Some records:
• • • •

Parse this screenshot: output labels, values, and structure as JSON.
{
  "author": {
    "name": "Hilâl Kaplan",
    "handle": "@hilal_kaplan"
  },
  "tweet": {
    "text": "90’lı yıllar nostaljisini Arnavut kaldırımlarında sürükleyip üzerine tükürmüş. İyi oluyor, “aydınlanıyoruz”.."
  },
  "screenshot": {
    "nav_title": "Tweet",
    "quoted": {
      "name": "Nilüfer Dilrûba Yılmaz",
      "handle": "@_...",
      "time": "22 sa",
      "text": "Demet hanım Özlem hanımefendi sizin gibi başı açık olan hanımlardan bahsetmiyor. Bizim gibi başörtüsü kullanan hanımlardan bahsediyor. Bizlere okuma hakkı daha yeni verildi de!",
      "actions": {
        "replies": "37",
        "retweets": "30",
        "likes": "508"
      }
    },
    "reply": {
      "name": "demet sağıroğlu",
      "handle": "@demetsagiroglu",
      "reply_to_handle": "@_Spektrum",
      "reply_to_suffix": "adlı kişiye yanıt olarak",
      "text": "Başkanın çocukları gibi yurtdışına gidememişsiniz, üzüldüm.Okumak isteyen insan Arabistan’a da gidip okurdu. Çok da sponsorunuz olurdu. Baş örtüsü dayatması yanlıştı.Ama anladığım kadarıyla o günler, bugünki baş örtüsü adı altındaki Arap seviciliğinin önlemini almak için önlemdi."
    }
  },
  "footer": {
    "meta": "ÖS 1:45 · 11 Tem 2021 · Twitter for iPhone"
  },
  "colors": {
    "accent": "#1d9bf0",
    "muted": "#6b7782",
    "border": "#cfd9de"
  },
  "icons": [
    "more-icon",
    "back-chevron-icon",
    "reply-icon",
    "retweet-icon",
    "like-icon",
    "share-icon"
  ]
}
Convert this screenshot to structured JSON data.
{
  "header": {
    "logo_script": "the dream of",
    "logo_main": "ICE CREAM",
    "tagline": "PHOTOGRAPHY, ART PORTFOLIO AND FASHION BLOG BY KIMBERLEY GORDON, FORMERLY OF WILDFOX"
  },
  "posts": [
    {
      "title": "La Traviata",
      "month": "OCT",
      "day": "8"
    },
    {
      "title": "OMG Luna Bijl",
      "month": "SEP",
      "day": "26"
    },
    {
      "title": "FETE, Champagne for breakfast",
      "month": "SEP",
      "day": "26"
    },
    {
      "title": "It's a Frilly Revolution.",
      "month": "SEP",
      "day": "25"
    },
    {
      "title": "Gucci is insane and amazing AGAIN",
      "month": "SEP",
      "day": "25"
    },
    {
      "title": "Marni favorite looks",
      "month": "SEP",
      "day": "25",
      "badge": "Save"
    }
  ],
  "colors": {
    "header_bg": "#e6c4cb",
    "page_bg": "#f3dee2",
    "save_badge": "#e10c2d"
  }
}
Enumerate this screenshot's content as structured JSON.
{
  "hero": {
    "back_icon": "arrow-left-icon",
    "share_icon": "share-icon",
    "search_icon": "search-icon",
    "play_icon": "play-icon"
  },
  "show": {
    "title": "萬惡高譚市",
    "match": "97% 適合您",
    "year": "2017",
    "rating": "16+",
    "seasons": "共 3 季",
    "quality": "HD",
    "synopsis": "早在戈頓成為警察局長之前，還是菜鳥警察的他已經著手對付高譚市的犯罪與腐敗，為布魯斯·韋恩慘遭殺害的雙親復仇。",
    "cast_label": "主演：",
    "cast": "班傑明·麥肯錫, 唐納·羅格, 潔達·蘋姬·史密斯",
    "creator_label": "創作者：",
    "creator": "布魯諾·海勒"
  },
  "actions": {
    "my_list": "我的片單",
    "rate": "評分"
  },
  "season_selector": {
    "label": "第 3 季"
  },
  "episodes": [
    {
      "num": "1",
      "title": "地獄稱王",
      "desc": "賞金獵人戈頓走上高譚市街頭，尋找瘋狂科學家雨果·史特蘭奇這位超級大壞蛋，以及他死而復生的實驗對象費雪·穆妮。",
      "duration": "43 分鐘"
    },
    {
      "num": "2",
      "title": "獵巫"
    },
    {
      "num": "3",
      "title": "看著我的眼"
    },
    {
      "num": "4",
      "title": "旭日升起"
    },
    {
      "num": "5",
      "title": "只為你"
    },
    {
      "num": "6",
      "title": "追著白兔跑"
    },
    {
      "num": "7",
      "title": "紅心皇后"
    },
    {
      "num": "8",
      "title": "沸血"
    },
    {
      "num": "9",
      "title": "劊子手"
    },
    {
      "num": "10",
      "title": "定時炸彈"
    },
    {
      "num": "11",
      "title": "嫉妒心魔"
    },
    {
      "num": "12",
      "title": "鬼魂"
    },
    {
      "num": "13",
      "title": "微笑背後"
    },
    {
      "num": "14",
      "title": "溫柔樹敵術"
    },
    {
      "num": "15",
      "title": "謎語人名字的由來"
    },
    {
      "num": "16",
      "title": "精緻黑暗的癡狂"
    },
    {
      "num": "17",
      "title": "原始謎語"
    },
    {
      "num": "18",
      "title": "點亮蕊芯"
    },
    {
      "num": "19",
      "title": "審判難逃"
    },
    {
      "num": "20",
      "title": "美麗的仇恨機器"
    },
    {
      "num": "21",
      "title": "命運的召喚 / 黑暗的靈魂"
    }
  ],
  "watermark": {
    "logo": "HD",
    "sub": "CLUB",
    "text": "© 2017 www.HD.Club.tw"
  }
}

• • • •

Required task | Please output every record, keeping each line exact.

The reply |
Parse this screenshot: output labels, values, and structure as JSON.
{
  "author": {
    "name": "Hilâl Kaplan",
    "handle": "@hilal_kaplan"
  },
  "tweet": {
    "text": "90’lı yıllar nostaljisini Arnavut kaldırımlarında sürükleyip üzerine tükürmüş. İyi oluyor, “aydınlanıyoruz”.."
  },
  "screenshot": {
    "nav_title": "Tweet",
    "quoted": {
      "name": "Nilüfer Dilrûba Yılmaz",
      "handle": "@_...",
      "time": "22 sa",
      "text": "Demet hanım Özlem hanımefendi sizin gibi başı açık olan hanımlardan bahsetmiyor. Bizim gibi başörtüsü kullanan hanımlardan bahsediyor. Bizlere okuma hakkı daha yeni verildi de!",
      "actions": {
        "replies": "37",
        "retweets": "30",
        "likes": "508"
      }
    },
    "reply": {
      "name": "demet sağıroğlu",
      "handle": "@demetsagiroglu",
      "reply_to_handle": "@_Spektrum",
      "reply_to_suffix": "adlı kişiye yanıt olarak",
      "text": "Başkanın çocukları gibi yurtdışına gidememişsiniz, üzüldüm.Okumak isteyen insan Arabistan’a da gidip okurdu. Çok da sponsorunuz olurdu. Baş örtüsü dayatması yanlıştı.Ama anladığım kadarıyla o günler, bugünki baş örtüsü adı altındaki Arap seviciliğinin önlemini almak için önlemdi."
    }
  },
  "footer": {
    "meta": "ÖS 1:45 · 11 Tem 2021 · Twitter for iPhone"
  },
  "colors": {
    "accent": "#1d9bf0",
    "muted": "#6b7782",
    "border": "#cfd9de"
  },
  "icons": [
    "more-icon",
    "back-chevron-icon",
    "reply-icon",
    "retweet-icon",
    "like-icon",
    "share-icon"
  ]
}
Convert this screenshot to structured JSON data.
{
  "header": {
    "logo_script": "the dream of",
    "logo_main": "ICE CREAM",
    "tagline": "PHOTOGRAPHY, ART PORTFOLIO AND FASHION BLOG BY KIMBERLEY GORDON, FORMERLY OF WILDFOX"
  },
  "posts": [
    {
      "title": "La Traviata",
      "month": "OCT",
      "day": "8"
    },
    {
      "title": "OMG Luna Bijl",
      "month": "SEP",
      "day": "26"
    },
    {
      "title": "FETE, Champagne for breakfast",
      "month": "SEP",
      "day": "26"
    },
    {
      "title": "It's a Frilly Revolution.",
      "month": "SEP",
      "day": "25"
    },
    {
      "title": "Gucci is insane and amazing AGAIN",
      "month": "SEP",
      "day": "25"
    },
    {
      "title": "Marni favorite looks",
      "month": "SEP",
      "day": "25",
      "badge": "Save"
    }
  ],
  "colors": {
    "header_bg": "#e6c4cb",
    "page_bg": "#f3dee2",
    "save_badge": "#e10c2d"
  }
}
Enumerate this screenshot's content as structured JSON.
{
  "hero": {
    "back_icon": "arrow-left-icon",
    "share_icon": "share-icon",
    "search_icon": "search-icon",
    "play_icon": "play-icon"
  },
  "show": {
    "title": "萬惡高譚市",
    "match": "97% 適合您",
    "year": "2017",
    "rating": "16+",
    "seasons": "共 3 季",
    "quality": "HD",
    "synopsis": "早在戈頓成為警察局長之前，還是菜鳥警察的他已經著手對付高譚市的犯罪與腐敗，為布魯斯·韋恩慘遭殺害的雙親復仇。",
    "cast_label": "主演：",
    "cast": "班傑明·麥肯錫, 唐納·羅格, 潔達·蘋姬·史密斯",
    "creator_label": "創作者：",
    "creator": "布魯諾·海勒"
  },
  "actions": {
    "my_list": "我的片單",
    "rate": "評分"
  },
  "season_selector": {
    "label": "第 3 季"
  },
  "episodes": [
    {
      "num": "1",
      "title": "地獄稱王",
      "desc": "賞金獵人戈頓走上高譚市街頭，尋找瘋狂科學家雨果·史特蘭奇這位超級大壞蛋，以及他死而復生的實驗對象費雪·穆妮。",
      "duration": "43 分鐘"
    },
    {
      "num": "2",
      "title": "獵巫"
    },
    {
      "num": "3",
      "title": "看著我的眼"
    },
    {
      "num": "4",
      "title": "旭日升起"
    },
    {
      "num": "5",
      "title": "只為你"
    },
    {
      "num": "6",
      "title": "追著白兔跑"
    },
    {
      "num": "7",
      "title": "紅心皇后"
    },
    {
      "num": "8",
      "title": "沸血"
    },
    {
      "num": "9",
      "title": "劊子手"
    },
    {
      "num": "10",
      "title": "定時炸彈"
    },
    {
      "num": "11",
      "title": "嫉妒心魔"
    },
    {
      "num": "12",
      "title": "鬼魂"
    },
    {
      "num": "13",
      "title": "微笑背後"
    },
    {
      "num": "14",
      "title": "溫柔樹敵術"
    },
    {
      "num": "15",
      "title": "謎語人名字的由來"
    },
    {
      "num": "16",
      "title": "精緻黑暗的癡狂"
    },
    {
      "num": "17",
      "title": "原始謎語"
    },
    {
      "num": "18",
      "title": "點亮蕊芯"
    },
    {
      "num": "19",
      "title": "審判難逃"
    },
    {
      "num": "20",
      "title": "美麗的仇恨機器"
    },
    {
      "num": "21",
      "title": "命運的召喚 / 黑暗的靈魂"
    }
  ],
  "watermark": {
    "logo": "HD",
    "sub": "CLUB",
    "text": "© 2017 www.HD.Club.tw"
  }
}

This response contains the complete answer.